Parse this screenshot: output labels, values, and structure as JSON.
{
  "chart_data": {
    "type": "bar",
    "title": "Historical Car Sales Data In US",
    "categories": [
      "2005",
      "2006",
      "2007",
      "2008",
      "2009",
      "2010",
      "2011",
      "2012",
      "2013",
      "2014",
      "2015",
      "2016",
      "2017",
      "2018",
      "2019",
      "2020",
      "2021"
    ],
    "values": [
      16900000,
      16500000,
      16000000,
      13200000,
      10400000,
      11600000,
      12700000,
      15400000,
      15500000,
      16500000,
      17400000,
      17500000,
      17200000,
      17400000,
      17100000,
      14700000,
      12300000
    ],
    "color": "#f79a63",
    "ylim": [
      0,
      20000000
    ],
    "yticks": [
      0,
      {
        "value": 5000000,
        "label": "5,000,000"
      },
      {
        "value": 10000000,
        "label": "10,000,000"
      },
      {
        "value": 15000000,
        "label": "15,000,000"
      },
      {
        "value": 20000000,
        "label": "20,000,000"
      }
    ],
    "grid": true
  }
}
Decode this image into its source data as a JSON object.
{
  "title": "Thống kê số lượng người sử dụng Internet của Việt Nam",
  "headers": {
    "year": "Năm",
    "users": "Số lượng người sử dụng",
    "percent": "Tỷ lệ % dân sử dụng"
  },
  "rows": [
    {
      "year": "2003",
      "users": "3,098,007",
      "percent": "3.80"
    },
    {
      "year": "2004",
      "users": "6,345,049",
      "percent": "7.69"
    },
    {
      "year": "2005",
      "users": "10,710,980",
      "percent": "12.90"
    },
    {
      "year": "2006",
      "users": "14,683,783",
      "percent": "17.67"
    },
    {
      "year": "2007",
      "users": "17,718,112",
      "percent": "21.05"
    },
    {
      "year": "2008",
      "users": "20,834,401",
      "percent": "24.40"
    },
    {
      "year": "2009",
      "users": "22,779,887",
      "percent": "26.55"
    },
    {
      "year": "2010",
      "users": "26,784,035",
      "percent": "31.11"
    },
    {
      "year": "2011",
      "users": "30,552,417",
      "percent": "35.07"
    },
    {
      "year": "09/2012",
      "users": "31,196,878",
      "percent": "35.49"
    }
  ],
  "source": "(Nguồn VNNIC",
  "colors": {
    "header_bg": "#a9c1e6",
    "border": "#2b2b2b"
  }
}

━━━━━━━━━━━━━━━━

Exercise details »
Retype every record above exactly as it appears.

Full response »
Parse this screenshot: output labels, values, and structure as JSON.
{
  "chart_data": {
    "type": "bar",
    "title": "Historical Car Sales Data In US",
    "categories": [
      "2005",
      "2006",
      "2007",
      "2008",
      "2009",
      "2010",
      "2011",
      "2012",
      "2013",
      "2014",
      "2015",
      "2016",
      "2017",
      "2018",
      "2019",
      "2020",
      "2021"
    ],
    "values": [
      16900000,
      16500000,
      16000000,
      13200000,
      10400000,
      11600000,
      12700000,
      15400000,
      15500000,
      16500000,
      17400000,
      17500000,
      17200000,
      17400000,
      17100000,
      14700000,
      12300000
    ],
    "color": "#f79a63",
    "ylim": [
      0,
      20000000
    ],
    "yticks": [
      0,
      {
        "value": 5000000,
        "label": "5,000,000"
      },
      {
        "value": 10000000,
        "label": "10,000,000"
      },
      {
        "value": 15000000,
        "label": "15,000,000"
      },
      {
        "value": 20000000,
        "label": "20,000,000"
      }
    ],
    "grid": true
  }
}
Decode this image into its source data as a JSON object.
{
  "title": "Thống kê số lượng người sử dụng Internet của Việt Nam",
  "headers": {
    "year": "Năm",
    "users": "Số lượng người sử dụng",
    "percent": "Tỷ lệ % dân sử dụng"
  },
  "rows": [
    {
      "year": "2003",
      "users": "3,098,007",
      "percent": "3.80"
    },
    {
      "year": "2004",
      "users": "6,345,049",
      "percent": "7.69"
    },
    {
      "year": "2005",
      "users": "10,710,980",
      "percent": "12.90"
    },
    {
      "year": "2006",
      "users": "14,683,783",
      "percent": "17.67"
    },
    {
      "year": "2007",
      "users": "17,718,112",
      "percent": "21.05"
    },
    {
      "year": "2008",
      "users": "20,834,401",
      "percent": "24.40"
    },
    {
      "year": "2009",
      "users": "22,779,887",
      "percent": "26.55"
    },
    {
      "year": "2010",
      "users": "26,784,035",
      "percent": "31.11"
    },
    {
      "year": "2011",
      "users": "30,552,417",
      "percent": "35.07"
    },
    {
      "year": "09/2012",
      "users": "31,196,878",
      "percent": "35.49"
    }
  ],
  "source": "(Nguồn VNNIC",
  "colors": {
    "header_bg": "#a9c1e6",
    "border": "#2b2b2b"
  }
}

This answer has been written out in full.